__TO DO__.
State only how many lines below include the string "错误的是".

============

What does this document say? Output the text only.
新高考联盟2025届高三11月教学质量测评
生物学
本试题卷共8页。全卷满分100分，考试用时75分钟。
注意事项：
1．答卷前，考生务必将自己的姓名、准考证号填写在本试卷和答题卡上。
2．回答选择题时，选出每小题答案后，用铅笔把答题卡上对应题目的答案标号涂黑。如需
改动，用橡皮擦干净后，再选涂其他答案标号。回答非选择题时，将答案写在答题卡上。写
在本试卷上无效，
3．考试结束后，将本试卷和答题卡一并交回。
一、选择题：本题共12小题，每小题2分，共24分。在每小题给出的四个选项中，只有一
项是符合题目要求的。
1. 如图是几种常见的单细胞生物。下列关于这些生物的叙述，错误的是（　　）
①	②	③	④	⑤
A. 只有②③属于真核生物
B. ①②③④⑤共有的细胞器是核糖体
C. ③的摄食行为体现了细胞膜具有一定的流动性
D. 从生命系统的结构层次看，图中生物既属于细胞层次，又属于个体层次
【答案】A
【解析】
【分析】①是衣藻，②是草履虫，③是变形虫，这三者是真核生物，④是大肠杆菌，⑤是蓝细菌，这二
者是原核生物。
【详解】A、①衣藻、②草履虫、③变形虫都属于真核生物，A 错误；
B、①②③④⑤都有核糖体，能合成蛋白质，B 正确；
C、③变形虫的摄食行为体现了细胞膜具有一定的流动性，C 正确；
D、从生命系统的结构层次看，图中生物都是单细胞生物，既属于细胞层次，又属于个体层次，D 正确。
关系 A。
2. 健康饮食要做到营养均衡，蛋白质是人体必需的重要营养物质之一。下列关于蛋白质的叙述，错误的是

============

__EXERCISE RESPONSE__.
2